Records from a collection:

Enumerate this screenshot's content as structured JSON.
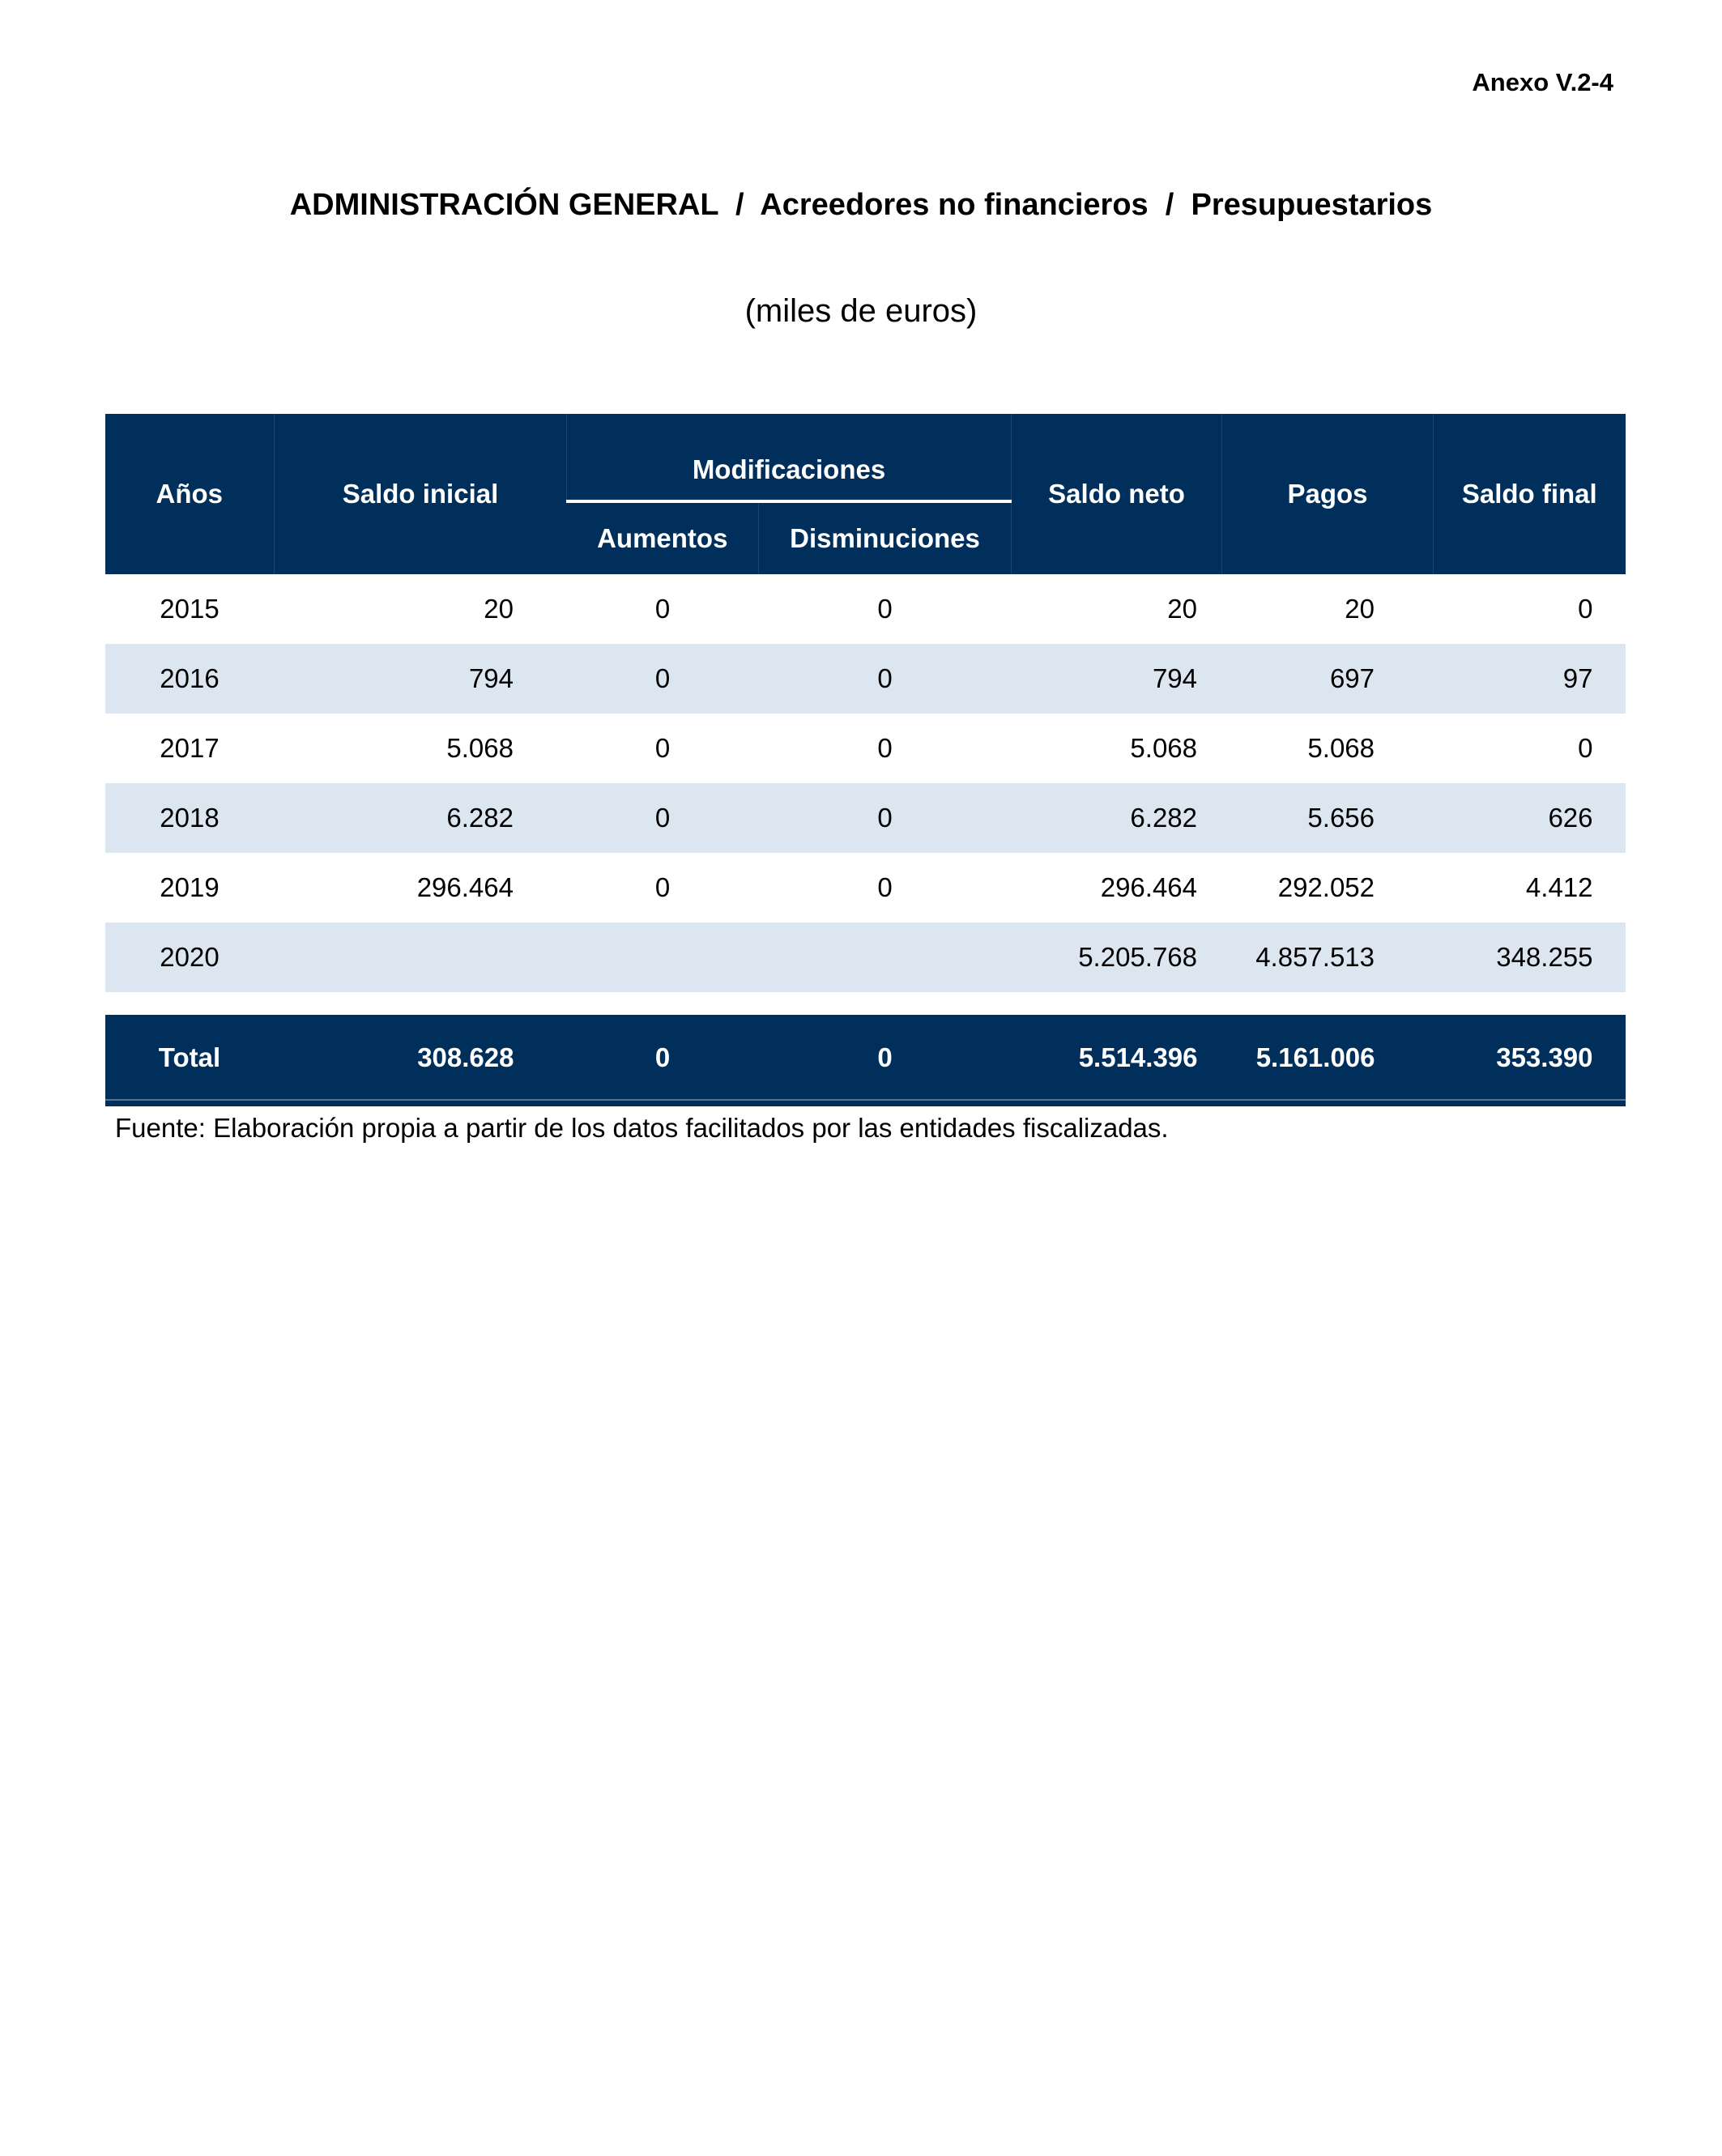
{
  "annex": "Anexo V.2-4",
  "title": "ADMINISTRACIÓN GENERAL  /  Acreedores no financieros  /  Presupuestarios",
  "subtitle": "(miles de euros)",
  "colors": {
    "header": "#002f5c",
    "alt_row": "#dce6f1"
  },
  "table": {
    "headers": {
      "years": "Años",
      "initial": "Saldo inicial",
      "modifications": "Modificaciones",
      "increases": "Aumentos",
      "decreases": "Disminuciones",
      "net": "Saldo neto",
      "payments": "Pagos",
      "final": "Saldo final"
    },
    "rows": [
      [
        "2015",
        "20",
        "0",
        "0",
        "20",
        "20",
        "0"
      ],
      [
        "2016",
        "794",
        "0",
        "0",
        "794",
        "697",
        "97"
      ],
      [
        "2017",
        "5.068",
        "0",
        "0",
        "5.068",
        "5.068",
        "0"
      ],
      [
        "2018",
        "6.282",
        "0",
        "0",
        "6.282",
        "5.656",
        "626"
      ],
      [
        "2019",
        "296.464",
        "0",
        "0",
        "296.464",
        "292.052",
        "4.412"
      ],
      [
        "2020",
        "",
        "",
        "",
        "5.205.768",
        "4.857.513",
        "348.255"
      ]
    ],
    "total": [
      "Total",
      "308.628",
      "0",
      "0",
      "5.514.396",
      "5.161.006",
      "353.390"
    ]
  },
  "source": "Fuente: Elaboración propia a partir de los datos facilitados por las entidades fiscalizadas."
}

— WORK INSTRUCTIONS —
From the data above, copy each line where the string "Saldo" appears.

— EXERCISE RESULT —
      "initial": "Saldo inicial",
      "net": "Saldo neto",
      "final": "Saldo final"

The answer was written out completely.